Scan the material for the word "JSON", and copy each line where it shows up.

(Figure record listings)

###

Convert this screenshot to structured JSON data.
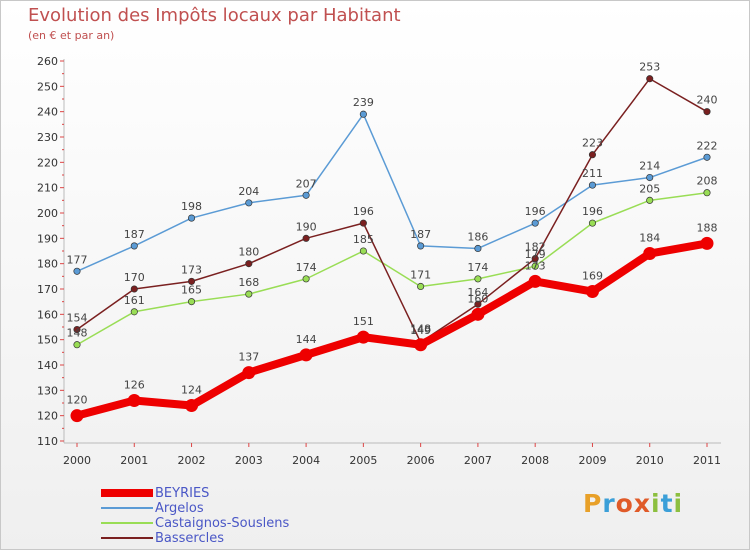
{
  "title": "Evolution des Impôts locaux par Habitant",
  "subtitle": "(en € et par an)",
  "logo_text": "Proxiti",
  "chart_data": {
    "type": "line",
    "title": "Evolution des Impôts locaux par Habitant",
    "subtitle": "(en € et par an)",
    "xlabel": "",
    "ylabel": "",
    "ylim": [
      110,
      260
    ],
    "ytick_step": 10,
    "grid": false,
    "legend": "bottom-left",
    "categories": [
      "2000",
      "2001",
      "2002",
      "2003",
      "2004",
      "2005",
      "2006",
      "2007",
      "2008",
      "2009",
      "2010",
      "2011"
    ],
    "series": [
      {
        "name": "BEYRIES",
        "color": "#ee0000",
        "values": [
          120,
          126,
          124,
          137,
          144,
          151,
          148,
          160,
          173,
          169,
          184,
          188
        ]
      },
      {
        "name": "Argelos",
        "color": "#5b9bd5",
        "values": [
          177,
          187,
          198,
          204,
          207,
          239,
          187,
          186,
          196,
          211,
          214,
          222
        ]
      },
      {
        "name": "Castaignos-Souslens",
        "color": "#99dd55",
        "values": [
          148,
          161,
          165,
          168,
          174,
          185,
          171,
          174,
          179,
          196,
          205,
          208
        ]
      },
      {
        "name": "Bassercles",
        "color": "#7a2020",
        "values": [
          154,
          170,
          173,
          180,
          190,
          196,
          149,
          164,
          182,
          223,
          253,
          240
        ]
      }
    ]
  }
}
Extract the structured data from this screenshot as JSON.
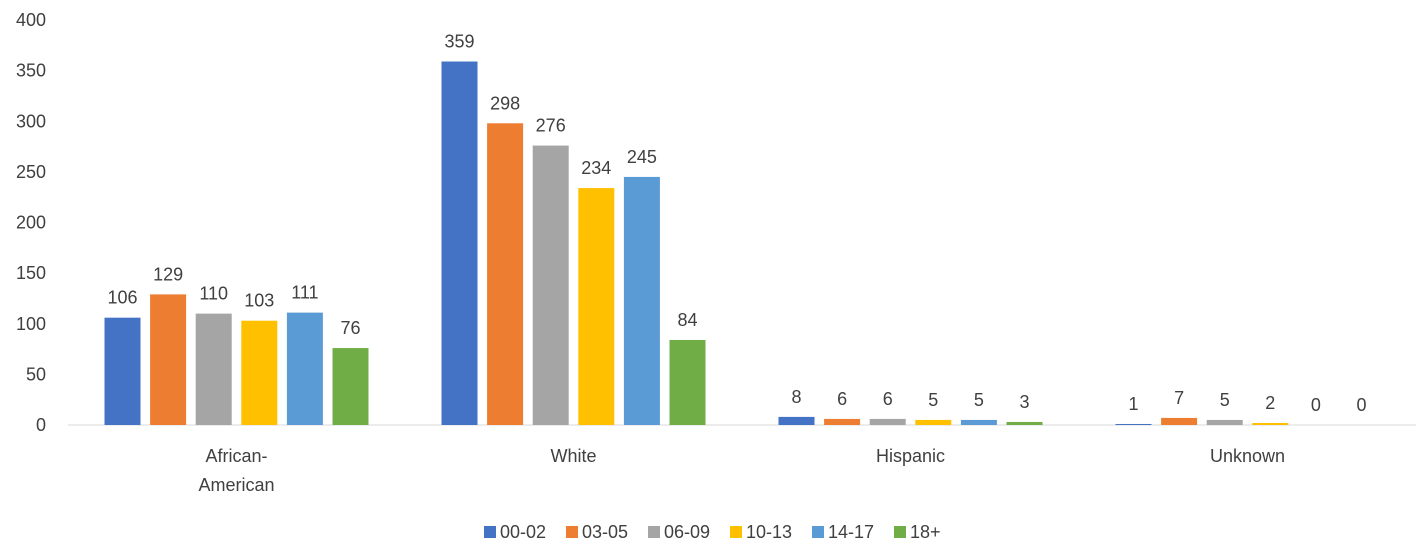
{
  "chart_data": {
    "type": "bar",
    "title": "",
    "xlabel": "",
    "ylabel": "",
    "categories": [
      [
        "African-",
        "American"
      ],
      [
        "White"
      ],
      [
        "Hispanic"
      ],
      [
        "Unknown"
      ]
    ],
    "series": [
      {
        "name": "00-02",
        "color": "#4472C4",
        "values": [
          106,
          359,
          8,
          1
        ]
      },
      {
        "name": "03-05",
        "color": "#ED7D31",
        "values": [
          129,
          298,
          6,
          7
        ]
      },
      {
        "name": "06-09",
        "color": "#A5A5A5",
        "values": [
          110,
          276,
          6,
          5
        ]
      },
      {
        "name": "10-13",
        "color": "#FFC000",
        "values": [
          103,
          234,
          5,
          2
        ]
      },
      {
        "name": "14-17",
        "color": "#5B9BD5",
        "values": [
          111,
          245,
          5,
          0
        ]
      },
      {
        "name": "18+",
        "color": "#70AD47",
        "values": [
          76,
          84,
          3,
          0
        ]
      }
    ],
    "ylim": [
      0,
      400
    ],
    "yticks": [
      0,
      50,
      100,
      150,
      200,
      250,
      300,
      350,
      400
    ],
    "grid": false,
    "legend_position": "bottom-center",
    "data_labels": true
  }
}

###

◆ TASK OUTPUT:
Convert this screenshot to structured JSON data.
Extract the structured data from this screenshot as JSON.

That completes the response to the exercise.